**Set problem:**
Lift every line from the entries that includes the word "name".

==*==

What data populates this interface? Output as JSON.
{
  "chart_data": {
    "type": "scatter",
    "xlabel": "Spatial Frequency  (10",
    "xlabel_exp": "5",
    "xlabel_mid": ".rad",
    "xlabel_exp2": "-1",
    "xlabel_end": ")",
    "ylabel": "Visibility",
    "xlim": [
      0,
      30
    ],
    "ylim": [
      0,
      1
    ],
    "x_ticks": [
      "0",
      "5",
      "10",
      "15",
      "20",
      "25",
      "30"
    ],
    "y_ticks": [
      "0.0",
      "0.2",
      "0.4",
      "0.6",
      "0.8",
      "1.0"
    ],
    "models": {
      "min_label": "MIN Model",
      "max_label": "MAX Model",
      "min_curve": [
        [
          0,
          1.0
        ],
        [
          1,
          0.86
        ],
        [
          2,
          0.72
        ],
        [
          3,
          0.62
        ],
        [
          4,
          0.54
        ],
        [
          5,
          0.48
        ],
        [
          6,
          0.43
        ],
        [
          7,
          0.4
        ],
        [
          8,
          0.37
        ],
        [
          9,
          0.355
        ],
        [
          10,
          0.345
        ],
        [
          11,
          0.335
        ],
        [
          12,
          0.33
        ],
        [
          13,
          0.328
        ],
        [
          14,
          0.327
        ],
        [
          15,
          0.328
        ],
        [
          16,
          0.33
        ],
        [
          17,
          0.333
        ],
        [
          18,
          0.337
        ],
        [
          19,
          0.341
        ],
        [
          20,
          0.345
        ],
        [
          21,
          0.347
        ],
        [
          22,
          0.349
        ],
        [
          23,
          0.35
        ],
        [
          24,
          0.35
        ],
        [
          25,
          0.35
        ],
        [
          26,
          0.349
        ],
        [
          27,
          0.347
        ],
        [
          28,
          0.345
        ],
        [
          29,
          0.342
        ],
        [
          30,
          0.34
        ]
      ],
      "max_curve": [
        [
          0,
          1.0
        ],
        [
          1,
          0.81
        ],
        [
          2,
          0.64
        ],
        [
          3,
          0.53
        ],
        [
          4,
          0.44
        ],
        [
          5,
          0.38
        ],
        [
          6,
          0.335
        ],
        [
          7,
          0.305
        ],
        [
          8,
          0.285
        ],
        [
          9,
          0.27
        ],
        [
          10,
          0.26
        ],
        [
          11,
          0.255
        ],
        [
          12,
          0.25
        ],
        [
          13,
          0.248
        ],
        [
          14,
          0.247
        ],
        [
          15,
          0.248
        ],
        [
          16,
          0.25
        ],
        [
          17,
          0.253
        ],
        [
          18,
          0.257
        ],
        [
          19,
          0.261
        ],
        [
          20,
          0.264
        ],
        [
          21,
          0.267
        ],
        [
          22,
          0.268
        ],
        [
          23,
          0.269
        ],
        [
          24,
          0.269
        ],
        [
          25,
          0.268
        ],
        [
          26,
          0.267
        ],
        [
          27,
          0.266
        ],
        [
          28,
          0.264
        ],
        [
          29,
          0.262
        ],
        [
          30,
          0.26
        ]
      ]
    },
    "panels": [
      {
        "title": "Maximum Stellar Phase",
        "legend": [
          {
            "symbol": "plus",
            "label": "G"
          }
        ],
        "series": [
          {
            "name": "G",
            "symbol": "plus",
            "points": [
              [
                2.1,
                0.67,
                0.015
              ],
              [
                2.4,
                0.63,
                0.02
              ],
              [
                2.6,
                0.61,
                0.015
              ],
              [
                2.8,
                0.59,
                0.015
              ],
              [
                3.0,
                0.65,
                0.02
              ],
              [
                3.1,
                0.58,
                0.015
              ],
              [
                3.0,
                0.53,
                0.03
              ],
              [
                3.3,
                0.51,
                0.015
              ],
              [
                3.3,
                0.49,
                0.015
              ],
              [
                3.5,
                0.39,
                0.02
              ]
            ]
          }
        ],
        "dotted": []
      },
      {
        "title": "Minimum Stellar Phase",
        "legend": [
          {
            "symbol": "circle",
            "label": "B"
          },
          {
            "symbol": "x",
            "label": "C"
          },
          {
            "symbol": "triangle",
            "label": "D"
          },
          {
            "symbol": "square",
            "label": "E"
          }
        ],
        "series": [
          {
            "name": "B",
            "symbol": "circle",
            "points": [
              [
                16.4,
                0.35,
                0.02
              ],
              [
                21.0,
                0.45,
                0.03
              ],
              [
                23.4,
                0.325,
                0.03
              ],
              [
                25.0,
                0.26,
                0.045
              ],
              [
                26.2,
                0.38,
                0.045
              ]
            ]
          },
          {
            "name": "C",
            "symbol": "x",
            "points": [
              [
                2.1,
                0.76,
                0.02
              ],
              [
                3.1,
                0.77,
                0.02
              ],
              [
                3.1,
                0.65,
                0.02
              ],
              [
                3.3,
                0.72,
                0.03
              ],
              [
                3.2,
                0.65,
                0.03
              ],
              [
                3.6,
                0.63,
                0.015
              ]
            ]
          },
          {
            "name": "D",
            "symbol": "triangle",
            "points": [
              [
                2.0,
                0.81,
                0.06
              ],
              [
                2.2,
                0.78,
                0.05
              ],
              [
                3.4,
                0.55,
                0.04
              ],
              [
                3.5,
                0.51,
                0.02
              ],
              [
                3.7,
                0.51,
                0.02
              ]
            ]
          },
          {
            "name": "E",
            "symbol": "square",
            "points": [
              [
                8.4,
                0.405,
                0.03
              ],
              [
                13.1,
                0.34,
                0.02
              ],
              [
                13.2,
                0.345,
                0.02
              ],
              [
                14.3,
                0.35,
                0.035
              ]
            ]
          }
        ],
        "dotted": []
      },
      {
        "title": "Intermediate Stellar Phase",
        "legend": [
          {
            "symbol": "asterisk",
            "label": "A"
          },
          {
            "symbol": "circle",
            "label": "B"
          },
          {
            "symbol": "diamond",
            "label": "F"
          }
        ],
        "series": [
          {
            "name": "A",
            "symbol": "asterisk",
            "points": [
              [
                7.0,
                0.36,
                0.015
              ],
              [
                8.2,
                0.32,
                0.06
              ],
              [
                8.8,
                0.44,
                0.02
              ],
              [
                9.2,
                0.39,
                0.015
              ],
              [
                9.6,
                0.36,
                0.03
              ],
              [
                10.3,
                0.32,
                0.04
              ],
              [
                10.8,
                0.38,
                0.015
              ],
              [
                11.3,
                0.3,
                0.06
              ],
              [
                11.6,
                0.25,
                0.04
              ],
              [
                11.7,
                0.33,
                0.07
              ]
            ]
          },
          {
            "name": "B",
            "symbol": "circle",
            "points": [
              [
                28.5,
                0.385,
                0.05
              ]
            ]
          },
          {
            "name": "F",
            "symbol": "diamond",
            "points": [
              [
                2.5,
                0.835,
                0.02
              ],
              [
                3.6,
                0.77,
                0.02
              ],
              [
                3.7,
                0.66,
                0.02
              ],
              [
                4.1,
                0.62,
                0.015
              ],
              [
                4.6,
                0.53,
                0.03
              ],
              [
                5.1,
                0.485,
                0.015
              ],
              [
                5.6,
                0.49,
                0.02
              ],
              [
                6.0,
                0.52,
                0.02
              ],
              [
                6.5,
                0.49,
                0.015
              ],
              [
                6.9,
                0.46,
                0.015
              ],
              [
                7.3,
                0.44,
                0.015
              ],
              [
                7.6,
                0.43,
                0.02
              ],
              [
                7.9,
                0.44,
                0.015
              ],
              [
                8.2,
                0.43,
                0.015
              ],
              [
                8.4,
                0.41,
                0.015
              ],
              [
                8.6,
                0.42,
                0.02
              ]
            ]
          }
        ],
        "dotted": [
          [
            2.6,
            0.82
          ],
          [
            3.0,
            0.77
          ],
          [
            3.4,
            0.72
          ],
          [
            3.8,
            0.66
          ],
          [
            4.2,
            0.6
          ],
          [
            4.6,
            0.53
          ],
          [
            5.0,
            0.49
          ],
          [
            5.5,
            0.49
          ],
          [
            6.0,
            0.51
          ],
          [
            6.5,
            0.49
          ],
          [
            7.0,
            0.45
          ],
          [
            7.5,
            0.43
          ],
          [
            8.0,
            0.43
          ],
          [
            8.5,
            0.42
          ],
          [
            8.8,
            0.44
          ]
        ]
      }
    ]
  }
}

==*==

**Answer to this task:**
            "name": "G",
            "name": "B",
            "name": "C",
            "name": "D",
            "name": "E",
            "name": "A",
            "name": "B",
            "name": "F",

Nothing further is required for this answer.